**WRITTEN INSTRUCTION:** Copy down every line where the string "approx" shows up.

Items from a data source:
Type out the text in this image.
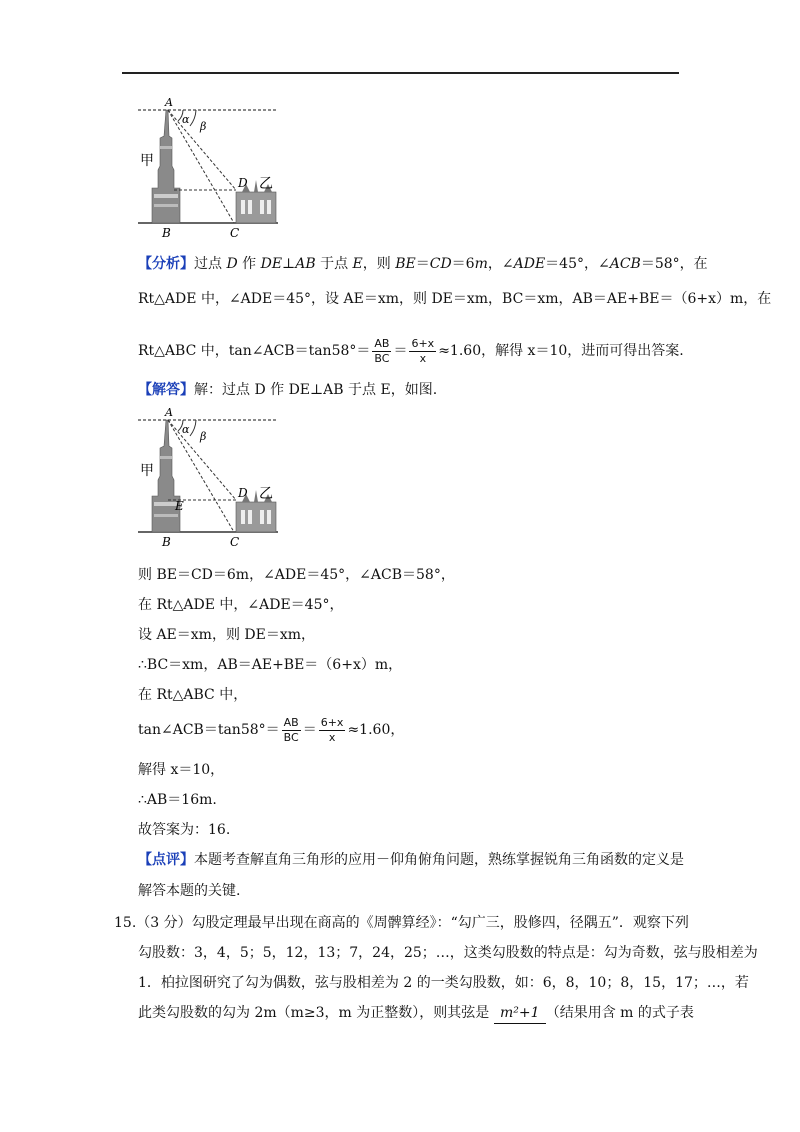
A
α
β
甲
D 乙
B	C
【分析】过点 D 作 DE⊥AB 于点 E，则 BE＝CD＝6m，∠ADE＝45°，∠ACB＝58°，在
Rt△ADE 中，∠ADE＝45°，设 AE＝xm，则 DE＝xm，BC＝xm，AB＝AE+BE＝（6+x）m，在
Rt△ABC 中，tan∠ACB＝tan58°＝ $\frac{AB}{BC} = \frac{6+x}{x} \approx 1.60$，解得 x＝10，进而可得出答案.
【解答】解：过点 D 作 DE⊥AB 于点 E，如图.
A
α
β
甲
D 乙
E
B	C
则 BE＝CD＝6m，∠ADE＝45°，∠ACB＝58°，
在 Rt△ADE 中，∠ADE＝45°，
设 AE＝xm，则 DE＝xm，
∴BC＝xm，AB＝AE+BE＝（6+x）m，
在 Rt△ABC 中，
tan∠ACB＝tan58°＝ $\frac{AB}{BC} = \frac{6+x}{x} \approx 1.60$，
解得 x＝10，
∴AB＝16m.
故答案为：16.
【点评】本题考查解直角三角形的应用－仰角俯角问题，熟练掌握锐角三角函数的定义是
解答本题的关键.
15.（3 分）勾股定理最早出现在商高的《周髀算经》：“勾广三，股修四，径隅五”．观察下列
勾股数：3，4，5；5，12，13；7，24，25；…，这类勾股数的特点是：勾为奇数，弦与股相差为
1．柏拉图研究了勾为偶数，弦与股相差为 2 的一类勾股数，如：6，8，10；8，15，17；…，若
此类勾股数的勾为 2m（m≥3，m 为正整数），则其弦是 m²+1 （结果用含 m 的式子表
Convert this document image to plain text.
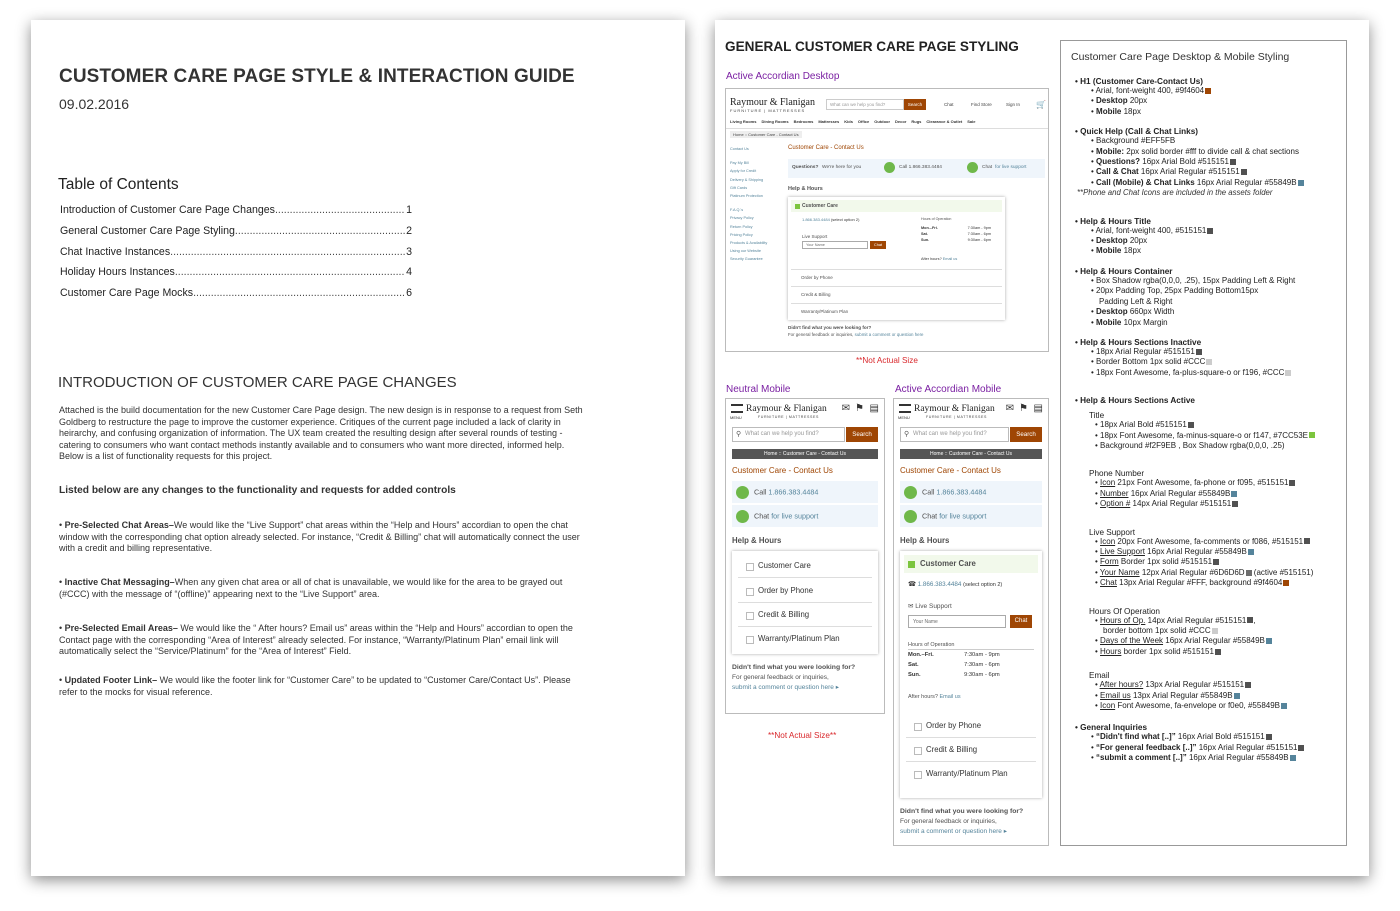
CUSTOMER CARE PAGE STYLE & INTERACTION GUIDE
09.02.2016
Table of Contents
Introduction of Customer Care Page Changes .....	1
General Customer Care Page Styling .....	2
Chat Inactive Instances .....	3
Holiday Hours Instances .....	4
Customer Care Page Mocks .....	6
INTRODUCTION OF CUSTOMER CARE PAGE CHANGES
Attached is the build documentation for the new Customer Care Page design. The new design is in response to a request from Seth Goldberg to restructure the page to improve the customer experience. Critiques of the current page included a lack of clarity in heirarchy, and confusing organization of information. The UX team created the resulting design after several rounds of testing - catering to consumers who want contact methods instantly available and to consumers who want more directed, informed help. Below is a list of functionality requests for this project.
Listed below are any changes to the functionality and requests for added controls
• Pre-Selected Chat Areas–We would like the “Live Support” chat areas within the “Help and Hours” accordian to open the chat window with the corresponding chat option already selected. For instance, “Credit & Billing” chat will automatically connect the user with a credit and billing representative.
• Inactive Chat Messaging–When any given chat area or all of chat is unavailable, we would like for the area to be grayed out (#CCC) with the message of “(offline)” appearing next to the “Live Support” area.
• Pre-Selected Email Areas– We would like the “ After hours? Email us” areas within the “Help and Hours” accordian to open the Contact page with the corresponding “Area of Interest” already selected. For instance, “Warranty/Platinum Plan” email link will automatically select the “Service/Platinum” for the “Area of Interest” Field.
• Updated Footer Link– We would like the footer link for “Customer Care” to be updated to “Customer Care/Contact Us”. Please refer to the mocks for visual reference.
GENERAL CUSTOMER CARE PAGE STYLING
Active Accordian Desktop
Raymour & Flanigan
FURNITURE | MATTRESSES
What can we help you find?	Search	Chat	Find Store	Sign In 🛒
Living Rooms Dining Rooms Bedrooms Mattresses Kids Office Outdoor Decor Rugs Clearance & Outlet Sale
Home :: Customer Care - Contact Us
Contact Us
Pay My Bill
Apply for Credit
Delivery & Shipping
Gift Cards
Platinum Protection
F.A.Q.'s
Privacy Policy
Return Policy
Pricing Policy
Products & Availability
Using our Website
Security Guarantee
Customer Care - Contact Us
Questions? We're here for you	Call 1.866.383.4484	Chat for live support
Help & Hours
Customer Care
1.866.383.4484 (select option 2)
Live Support
Your Name	Chat
Hours of Operation
Mon.–Fri.	7:30am - 9pm
Sat.	7:30am - 6pm
Sun.	9:30am - 6pm
After hours? Email us
Order by Phone
Credit & Billing
Warranty/Platinum Plan
Didn't find what you were looking for?
For general feedback or inquiries, submit a comment or question here
**Not Actual Size
Neutral Mobile	Active Accordian Mobile
MENU
Raymour & Flanigan
FURNITURE | MATTRESSES
✉ ⚑ ▤
What can we help you find?
⚲	Search
Home :: Customer Care - Contact Us
Customer Care - Contact Us
Call 1.866.383.4484
Chat for live support
Help & Hours
Customer Care
Order by Phone
Credit & Billing
Warranty/Platinum Plan
Didn't find what you were looking for?
For general feedback or inquiries,
submit a comment or question here ▸
**Not Actual Size**
MENU
Raymour & Flanigan
FURNITURE | MATTRESSES
✉ ⚑ ▤
What can we help you find?
⚲	Search
Home :: Customer Care - Contact Us
Customer Care - Contact Us
Call 1.866.383.4484
Chat for live support
Help & Hours
Customer Care
☎ 1.866.383.4484 (select option 2)
✉ Live Support
Your Name	Chat
Hours of Operation
Mon.–Fri.	7:30am - 9pm
Sat.	7:30am - 6pm
Sun.	9:30am - 6pm
After hours? Email us
Order by Phone
Credit & Billing
Warranty/Platinum Plan
Didn't find what you were looking for?
For general feedback or inquiries,
submit a comment or question here ▸
Customer Care Page Desktop & Mobile Styling
• H1 (Customer Care-Contact Us)
• Arial, font-weight 400, #9f4604
• Desktop 20px
• Mobile 18px
• Quick Help (Call & Chat Links)
• Background #EFF5FB
• Mobile: 2px solid border #fff to divide call & chat sections
• Questions? 16px Arial Bold #515151
• Call & Chat 16px Arial Regular #515151
• Call (Mobile) & Chat Links 16px Arial Regular #55849B
**Phone and Chat Icons are included in the assets folder
• Help & Hours Title
• Arial, font-weight 400, #515151
• Desktop 20px
• Mobile 18px
• Help & Hours Container
• Box Shadow rgba(0,0,0, .25), 15px Padding Left & Right
• 20px Padding Top, 25px Padding Bottom15px
Padding Left & Right
• Desktop 660px Width
• Mobile 10px Margin
• Help & Hours Sections Inactive
• 18px Arial Regular #515151
• Border Bottom 1px solid #CCC
• 18px Font Awesome, fa-plus-square-o or f196, #CCC
• Help & Hours Sections Active
Title
• 18px Arial Bold #515151
• 18px Font Awesome, fa-minus-square-o or f147, #7CC53E
• Background #f2F9EB , Box Shadow rgba(0,0,0, .25)
Phone Number
• Icon 21px Font Awesome, fa-phone or f095, #515151
• Number 16px Arial Regular #55849B
• Option # 14px Arial Regular #515151
Live Support
• Icon 20px Font Awesome, fa-comments or f086, #515151
• Live Support 16px Arial Regular #55849B
• Form Border 1px solid #515151
• Your Name 12px Arial Regular #6D6D6D (active #515151)
• Chat 13px Arial Regular #FFF, background #9f4604
Hours Of Operation
• Hours of Op. 14px Arial Regular #515151 ,
border bottom 1px solid #CCC
• Days of the Week 16px Arial Regular #55849B
• Hours border 1px solid #515151
Email
• After hours? 13px Arial Regular #515151
• Email us 13px Arial Regular #55849B
• Icon Font Awesome, fa-envelope or f0e0, #55849B
• General Inquiries
• “Didn't find what [..]” 16px Arial Bold #515151
• “For general feedback [..]” 16px Arial Regular #515151
• “submit a comment [..]” 16px Arial Regular #55849B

**COMPLETED TASK:**
Rt△ABC 中，tan∠ACB＝tan58°＝ $\frac{AB}{BC} = \frac{6+x}{x} \approx 1.60$，解得 x＝10，进而可得出答案.
tan∠ACB＝tan58°＝ $\frac{AB}{BC} = \frac{6+x}{x} \approx 1.60$，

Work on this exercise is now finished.